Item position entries
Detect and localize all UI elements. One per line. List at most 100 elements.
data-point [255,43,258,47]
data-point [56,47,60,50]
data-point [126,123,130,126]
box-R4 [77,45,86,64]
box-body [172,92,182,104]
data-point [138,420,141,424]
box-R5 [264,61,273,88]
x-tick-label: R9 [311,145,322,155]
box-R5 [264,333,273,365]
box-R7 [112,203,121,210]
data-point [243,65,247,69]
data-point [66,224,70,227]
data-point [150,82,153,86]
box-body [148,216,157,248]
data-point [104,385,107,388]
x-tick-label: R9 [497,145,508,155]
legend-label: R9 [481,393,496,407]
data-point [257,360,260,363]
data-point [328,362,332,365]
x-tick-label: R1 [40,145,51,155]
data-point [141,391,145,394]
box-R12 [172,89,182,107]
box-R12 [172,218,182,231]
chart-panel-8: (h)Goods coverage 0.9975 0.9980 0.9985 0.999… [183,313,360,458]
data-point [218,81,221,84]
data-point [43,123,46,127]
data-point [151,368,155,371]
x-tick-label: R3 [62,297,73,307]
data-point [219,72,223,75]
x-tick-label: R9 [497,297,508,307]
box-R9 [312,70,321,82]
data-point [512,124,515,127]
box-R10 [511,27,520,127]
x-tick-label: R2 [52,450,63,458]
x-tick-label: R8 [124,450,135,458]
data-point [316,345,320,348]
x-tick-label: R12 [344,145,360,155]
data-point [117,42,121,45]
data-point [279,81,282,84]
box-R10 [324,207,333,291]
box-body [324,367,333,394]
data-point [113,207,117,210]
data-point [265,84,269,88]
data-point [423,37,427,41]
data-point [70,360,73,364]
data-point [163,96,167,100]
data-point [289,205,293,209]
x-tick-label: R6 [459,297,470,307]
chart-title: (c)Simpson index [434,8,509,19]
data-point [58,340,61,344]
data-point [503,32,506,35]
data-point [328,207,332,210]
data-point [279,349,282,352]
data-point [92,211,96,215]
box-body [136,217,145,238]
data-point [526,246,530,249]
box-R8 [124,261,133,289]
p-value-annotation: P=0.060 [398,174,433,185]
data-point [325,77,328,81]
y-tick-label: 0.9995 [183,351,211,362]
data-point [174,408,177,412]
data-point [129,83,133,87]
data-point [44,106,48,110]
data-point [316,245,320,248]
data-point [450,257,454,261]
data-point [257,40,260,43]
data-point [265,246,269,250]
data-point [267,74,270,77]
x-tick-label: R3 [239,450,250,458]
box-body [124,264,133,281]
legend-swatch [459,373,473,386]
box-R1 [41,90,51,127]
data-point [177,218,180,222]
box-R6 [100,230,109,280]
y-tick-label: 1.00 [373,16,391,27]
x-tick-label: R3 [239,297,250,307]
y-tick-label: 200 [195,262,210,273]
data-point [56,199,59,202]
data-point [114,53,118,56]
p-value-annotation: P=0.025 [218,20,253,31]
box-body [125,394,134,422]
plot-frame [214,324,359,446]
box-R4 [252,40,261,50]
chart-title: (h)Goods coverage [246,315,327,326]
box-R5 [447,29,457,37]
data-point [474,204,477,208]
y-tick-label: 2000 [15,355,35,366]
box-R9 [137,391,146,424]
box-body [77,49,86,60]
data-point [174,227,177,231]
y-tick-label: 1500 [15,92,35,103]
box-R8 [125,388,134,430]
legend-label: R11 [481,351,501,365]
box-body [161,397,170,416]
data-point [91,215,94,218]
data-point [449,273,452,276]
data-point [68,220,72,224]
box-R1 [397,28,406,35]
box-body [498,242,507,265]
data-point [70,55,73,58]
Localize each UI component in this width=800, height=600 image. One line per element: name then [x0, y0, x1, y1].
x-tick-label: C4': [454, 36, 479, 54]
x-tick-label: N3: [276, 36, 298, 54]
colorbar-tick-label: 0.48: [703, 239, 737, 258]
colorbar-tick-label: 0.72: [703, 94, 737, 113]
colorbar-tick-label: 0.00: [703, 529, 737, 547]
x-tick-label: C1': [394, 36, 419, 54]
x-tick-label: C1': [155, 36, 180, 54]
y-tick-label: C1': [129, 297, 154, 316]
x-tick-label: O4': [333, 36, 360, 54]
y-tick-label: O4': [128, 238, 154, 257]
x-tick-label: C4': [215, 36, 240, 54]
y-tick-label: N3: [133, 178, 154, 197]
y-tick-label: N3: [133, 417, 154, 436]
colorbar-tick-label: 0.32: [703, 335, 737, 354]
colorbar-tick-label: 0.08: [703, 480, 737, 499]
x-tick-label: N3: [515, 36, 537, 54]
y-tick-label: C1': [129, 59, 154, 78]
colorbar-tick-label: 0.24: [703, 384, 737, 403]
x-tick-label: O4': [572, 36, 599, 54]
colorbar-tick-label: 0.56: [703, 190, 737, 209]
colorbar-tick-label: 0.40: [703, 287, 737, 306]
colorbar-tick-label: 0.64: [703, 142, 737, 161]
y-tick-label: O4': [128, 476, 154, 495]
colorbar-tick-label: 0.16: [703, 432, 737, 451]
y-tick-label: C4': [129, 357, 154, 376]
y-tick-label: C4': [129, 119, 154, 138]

* * *

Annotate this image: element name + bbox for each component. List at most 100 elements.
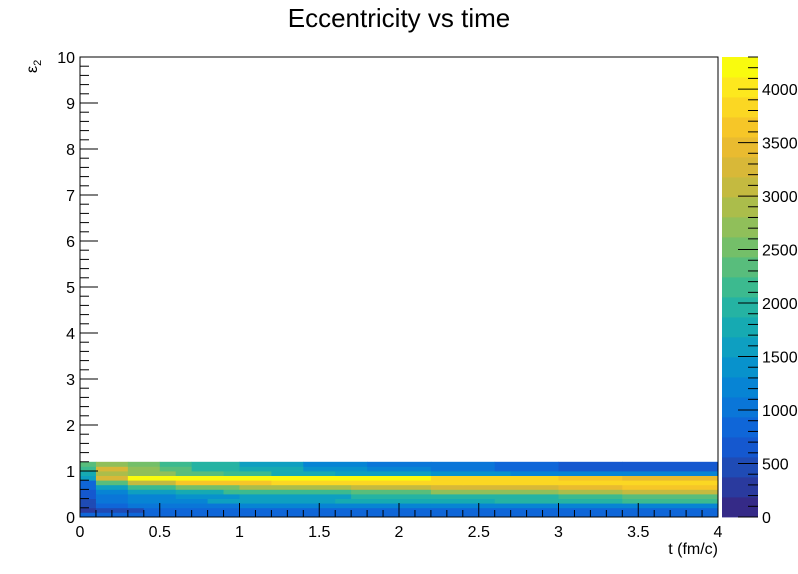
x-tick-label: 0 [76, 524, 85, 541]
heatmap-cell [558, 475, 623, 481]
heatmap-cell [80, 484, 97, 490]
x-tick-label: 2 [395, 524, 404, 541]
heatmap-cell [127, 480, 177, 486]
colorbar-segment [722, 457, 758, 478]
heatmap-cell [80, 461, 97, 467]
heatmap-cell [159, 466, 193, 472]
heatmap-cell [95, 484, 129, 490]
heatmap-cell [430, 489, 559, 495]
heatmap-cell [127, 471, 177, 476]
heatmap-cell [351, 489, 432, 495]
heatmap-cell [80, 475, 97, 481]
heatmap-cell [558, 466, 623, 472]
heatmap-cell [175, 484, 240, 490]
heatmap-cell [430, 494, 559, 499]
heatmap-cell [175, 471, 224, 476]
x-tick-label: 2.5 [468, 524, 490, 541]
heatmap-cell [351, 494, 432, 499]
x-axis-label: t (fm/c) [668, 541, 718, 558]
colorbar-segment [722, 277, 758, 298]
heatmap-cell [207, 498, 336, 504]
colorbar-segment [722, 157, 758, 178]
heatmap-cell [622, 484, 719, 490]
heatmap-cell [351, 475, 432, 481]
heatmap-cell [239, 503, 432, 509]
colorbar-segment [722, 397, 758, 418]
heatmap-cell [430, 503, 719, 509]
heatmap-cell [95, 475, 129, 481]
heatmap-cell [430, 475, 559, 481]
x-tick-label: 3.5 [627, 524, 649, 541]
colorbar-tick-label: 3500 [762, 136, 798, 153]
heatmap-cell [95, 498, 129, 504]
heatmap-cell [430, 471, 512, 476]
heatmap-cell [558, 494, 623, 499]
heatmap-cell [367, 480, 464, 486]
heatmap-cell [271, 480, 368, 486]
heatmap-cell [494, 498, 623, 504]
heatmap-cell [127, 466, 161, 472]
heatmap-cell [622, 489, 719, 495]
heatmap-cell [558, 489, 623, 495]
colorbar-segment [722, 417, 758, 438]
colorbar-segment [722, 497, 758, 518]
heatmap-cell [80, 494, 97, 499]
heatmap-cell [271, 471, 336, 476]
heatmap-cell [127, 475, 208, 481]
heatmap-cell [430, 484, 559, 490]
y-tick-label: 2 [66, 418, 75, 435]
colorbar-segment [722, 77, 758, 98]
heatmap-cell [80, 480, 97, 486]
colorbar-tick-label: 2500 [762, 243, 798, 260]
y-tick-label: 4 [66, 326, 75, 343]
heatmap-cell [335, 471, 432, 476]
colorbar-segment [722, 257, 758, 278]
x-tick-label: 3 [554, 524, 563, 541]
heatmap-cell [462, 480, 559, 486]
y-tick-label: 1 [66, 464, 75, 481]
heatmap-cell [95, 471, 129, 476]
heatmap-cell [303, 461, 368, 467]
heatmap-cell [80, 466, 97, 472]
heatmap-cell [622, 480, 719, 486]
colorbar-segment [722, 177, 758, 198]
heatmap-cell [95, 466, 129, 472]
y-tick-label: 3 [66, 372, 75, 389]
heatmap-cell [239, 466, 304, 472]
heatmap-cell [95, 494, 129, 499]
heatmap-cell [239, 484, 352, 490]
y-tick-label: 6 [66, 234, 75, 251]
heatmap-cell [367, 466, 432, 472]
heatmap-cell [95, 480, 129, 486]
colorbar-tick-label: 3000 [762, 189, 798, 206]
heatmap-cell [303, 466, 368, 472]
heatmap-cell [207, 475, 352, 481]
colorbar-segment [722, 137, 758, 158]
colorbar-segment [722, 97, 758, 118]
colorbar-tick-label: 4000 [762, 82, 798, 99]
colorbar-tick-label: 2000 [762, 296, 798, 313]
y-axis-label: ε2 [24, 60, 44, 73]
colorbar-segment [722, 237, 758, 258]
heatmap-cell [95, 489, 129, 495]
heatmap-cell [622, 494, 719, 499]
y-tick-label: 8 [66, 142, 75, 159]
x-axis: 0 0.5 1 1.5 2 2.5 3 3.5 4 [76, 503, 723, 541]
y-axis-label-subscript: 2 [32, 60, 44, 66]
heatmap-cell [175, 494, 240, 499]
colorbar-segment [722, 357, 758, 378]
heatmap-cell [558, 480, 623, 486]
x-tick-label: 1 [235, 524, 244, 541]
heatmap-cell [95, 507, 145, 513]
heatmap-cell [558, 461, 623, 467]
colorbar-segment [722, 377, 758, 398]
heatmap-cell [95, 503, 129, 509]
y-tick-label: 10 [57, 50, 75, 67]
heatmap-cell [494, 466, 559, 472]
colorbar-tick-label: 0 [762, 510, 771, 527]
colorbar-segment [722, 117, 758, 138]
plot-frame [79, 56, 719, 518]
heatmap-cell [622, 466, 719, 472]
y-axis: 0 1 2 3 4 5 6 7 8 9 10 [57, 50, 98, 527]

### SHORT TASK
Copy the lines of material starting at the line containing "Detect and localize" and ending at the line containing "data-point [117,42,121,45]", including both, and reproduce them without any changes.

### SOLUTION FOR THIS EXERCISE
Detect and localize all UI elements. One per line. List at most 100 elements.
data-point [255,43,258,47]
data-point [56,47,60,50]
data-point [126,123,130,126]
box-R4 [77,45,86,64]
box-body [172,92,182,104]
data-point [138,420,141,424]
box-R5 [264,61,273,88]
x-tick-label: R9 [311,145,322,155]
box-R5 [264,333,273,365]
box-R7 [112,203,121,210]
data-point [243,65,247,69]
data-point [66,224,70,227]
data-point [150,82,153,86]
box-body [148,216,157,248]
data-point [104,385,107,388]
x-tick-label: R9 [497,145,508,155]
legend-label: R9 [481,393,496,407]
data-point [257,360,260,363]
data-point [328,362,332,365]
x-tick-label: R1 [40,145,51,155]
data-point [141,391,145,394]
box-R12 [172,89,182,107]
box-R12 [172,218,182,231]
chart-panel-8: (h)Goods coverage 0.9975 0.9980 0.9985 0.999… [183,313,360,458]
data-point [218,81,221,84]
data-point [43,123,46,127]
data-point [151,368,155,371]
x-tick-label: R3 [62,297,73,307]
data-point [219,72,223,75]
x-tick-label: R9 [497,297,508,307]
box-R9 [312,70,321,82]
data-point [512,124,515,127]
box-R10 [511,27,520,127]
x-tick-label: R2 [52,450,63,458]
x-tick-label: R8 [124,450,135,458]
data-point [316,345,320,348]
x-tick-label: R12 [344,145,360,155]
data-point [117,42,121,45]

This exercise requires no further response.